(Stored data)
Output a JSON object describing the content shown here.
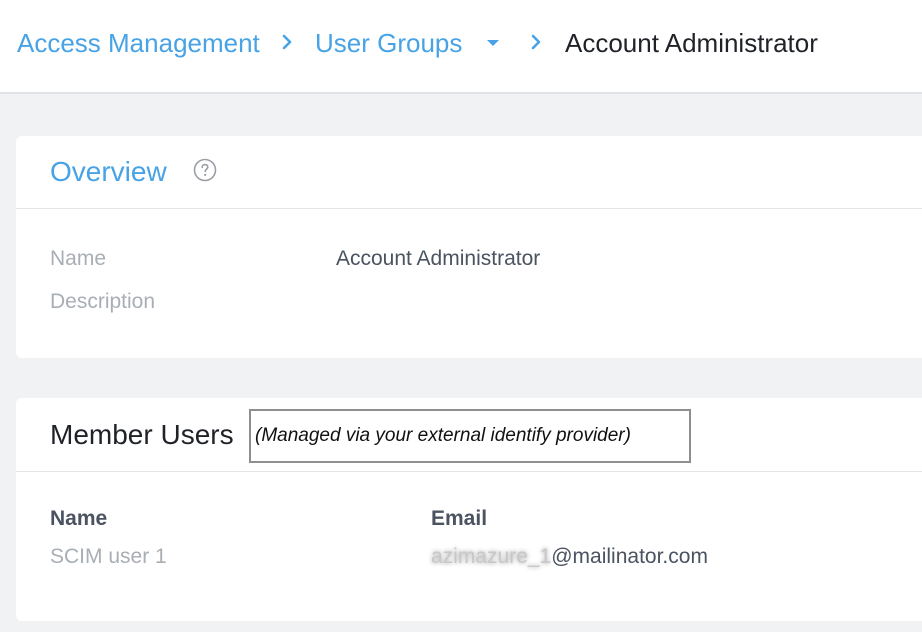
{
  "breadcrumb": {
    "items": [
      {
        "label": "Access Management"
      },
      {
        "label": "User Groups"
      },
      {
        "label": "Account Administrator"
      }
    ]
  },
  "overview": {
    "title": "Overview",
    "fields": [
      {
        "label": "Name",
        "value": "Account Administrator"
      },
      {
        "label": "Description",
        "value": ""
      }
    ]
  },
  "members": {
    "title": "Member Users",
    "note": "(Managed via your external identify provider)",
    "columns": [
      "Name",
      "Email"
    ],
    "rows": [
      {
        "name": "SCIM user 1",
        "email_redacted": "azimazure_1",
        "email_domain": "@mailinator.com"
      }
    ]
  },
  "colors": {
    "accent": "#47a3e6",
    "page_bg": "#f1f2f4",
    "muted_text": "#a9aeb5",
    "body_text": "#4b5360"
  },
  "icons": {
    "breadcrumb_separator": "chevron-right-icon",
    "dropdown": "caret-down-icon",
    "help": "help-circle-icon"
  }
}
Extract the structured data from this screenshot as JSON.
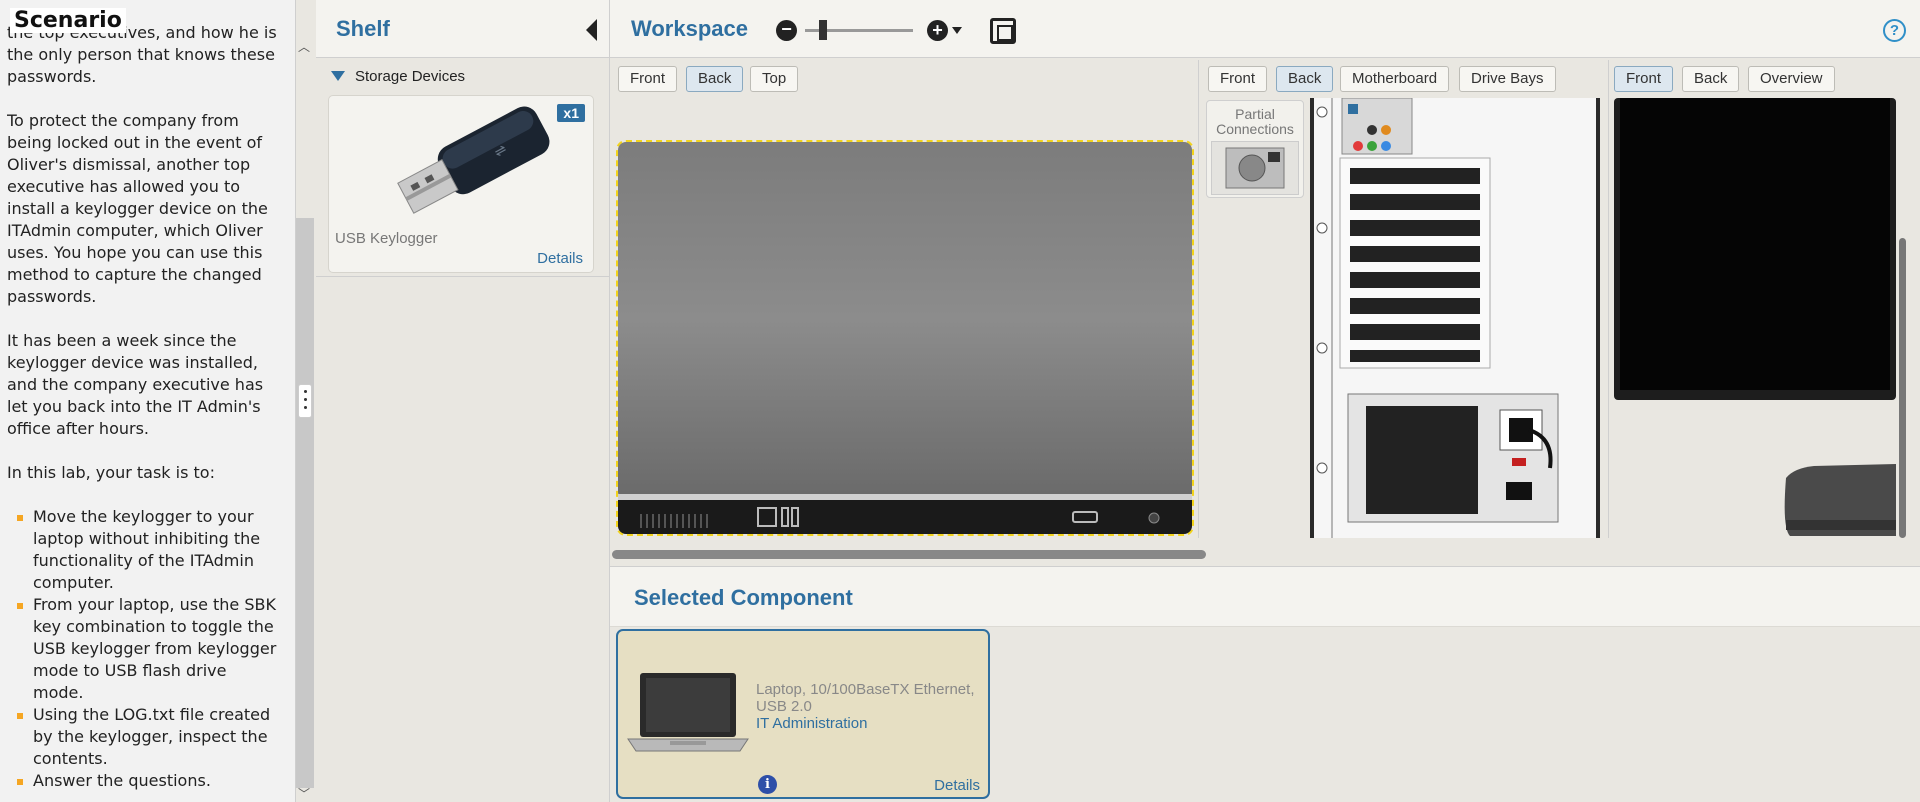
{
  "scenario": {
    "title": "Scenario",
    "paragraphs": [
      "the top executives, and how he is the only person that knows these passwords.",
      "To protect the company from being locked out in the event of Oliver's dismissal, another top executive has allowed you to install a keylogger device on the ITAdmin computer, which Oliver uses. You hope you can use this method to capture the changed passwords.",
      "It has been a week since the keylogger device was installed, and the company executive has let you back into the IT Admin's office after hours.",
      "In this lab, your task is to:"
    ],
    "tasks": [
      "Move the keylogger to your laptop without inhibiting the functionality of the ITAdmin computer.",
      "From your laptop, use the SBK key combination to toggle the USB keylogger from keylogger mode to USB flash drive mode.",
      "Using the LOG.txt file created by the keylogger, inspect the contents.",
      "Answer the questions."
    ]
  },
  "shelf": {
    "title": "Shelf",
    "group": "Storage Devices",
    "device": {
      "name": "USB Keylogger",
      "badge": "x1",
      "details": "Details"
    }
  },
  "workspace": {
    "title": "Workspace",
    "help": "?",
    "laptop_views": [
      "Front",
      "Back",
      "Top"
    ],
    "laptop_active": "Back",
    "pc_views": [
      "Front",
      "Back",
      "Motherboard",
      "Drive Bays"
    ],
    "pc_active": "Back",
    "monitor_views": [
      "Front",
      "Back",
      "Overview"
    ],
    "monitor_active": "Front",
    "partial_label": "Partial Connections"
  },
  "selected": {
    "title": "Selected Component",
    "description": "Laptop, 10/100BaseTX Ethernet, USB 2.0",
    "location": "IT Administration",
    "details": "Details",
    "info": "i"
  },
  "colors": {
    "accent": "#2f6fa0",
    "bullet": "#f5a623",
    "selection_outline": "#f2d31b"
  }
}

▸ **THE REQUEST**:
What you return should match the records above word for word, minus the pictures.

▸ **SOLUTION FOR THIS EXERCISE**:
Output a JSON object describing the content shown here.
{
  "breadcrumb": {
    "items": [
      {
        "label": "Access Management"
      },
      {
        "label": "User Groups"
      },
      {
        "label": "Account Administrator"
      }
    ]
  },
  "overview": {
    "title": "Overview",
    "fields": [
      {
        "label": "Name",
        "value": "Account Administrator"
      },
      {
        "label": "Description",
        "value": ""
      }
    ]
  },
  "members": {
    "title": "Member Users",
    "note": "(Managed via your external identify provider)",
    "columns": [
      "Name",
      "Email"
    ],
    "rows": [
      {
        "name": "SCIM user 1",
        "email_redacted": "azimazure_1",
        "email_domain": "@mailinator.com"
      }
    ]
  },
  "colors": {
    "accent": "#47a3e6",
    "page_bg": "#f1f2f4",
    "muted_text": "#a9aeb5",
    "body_text": "#4b5360"
  },
  "icons": {
    "breadcrumb_separator": "chevron-right-icon",
    "dropdown": "caret-down-icon",
    "help": "help-circle-icon"
  }
}
Extract the structured data from this screenshot as JSON.
{
  "scenario": {
    "title": "Scenario",
    "paragraphs": [
      "the top executives, and how he is the only person that knows these passwords.",
      "To protect the company from being locked out in the event of Oliver's dismissal, another top executive has allowed you to install a keylogger device on the ITAdmin computer, which Oliver uses. You hope you can use this method to capture the changed passwords.",
      "It has been a week since the keylogger device was installed, and the company executive has let you back into the IT Admin's office after hours.",
      "In this lab, your task is to:"
    ],
    "tasks": [
      "Move the keylogger to your laptop without inhibiting the functionality of the ITAdmin computer.",
      "From your laptop, use the SBK key combination to toggle the USB keylogger from keylogger mode to USB flash drive mode.",
      "Using the LOG.txt file created by the keylogger, inspect the contents.",
      "Answer the questions."
    ]
  },
  "shelf": {
    "title": "Shelf",
    "group": "Storage Devices",
    "device": {
      "name": "USB Keylogger",
      "badge": "x1",
      "details": "Details"
    }
  },
  "workspace": {
    "title": "Workspace",
    "help": "?",
    "laptop_views": [
      "Front",
      "Back",
      "Top"
    ],
    "laptop_active": "Back",
    "pc_views": [
      "Front",
      "Back",
      "Motherboard",
      "Drive Bays"
    ],
    "pc_active": "Back",
    "monitor_views": [
      "Front",
      "Back",
      "Overview"
    ],
    "monitor_active": "Front",
    "partial_label": "Partial Connections"
  },
  "selected": {
    "title": "Selected Component",
    "description": "Laptop, 10/100BaseTX Ethernet, USB 2.0",
    "location": "IT Administration",
    "details": "Details",
    "info": "i"
  },
  "colors": {
    "accent": "#2f6fa0",
    "bullet": "#f5a623",
    "selection_outline": "#f2d31b"
  }
}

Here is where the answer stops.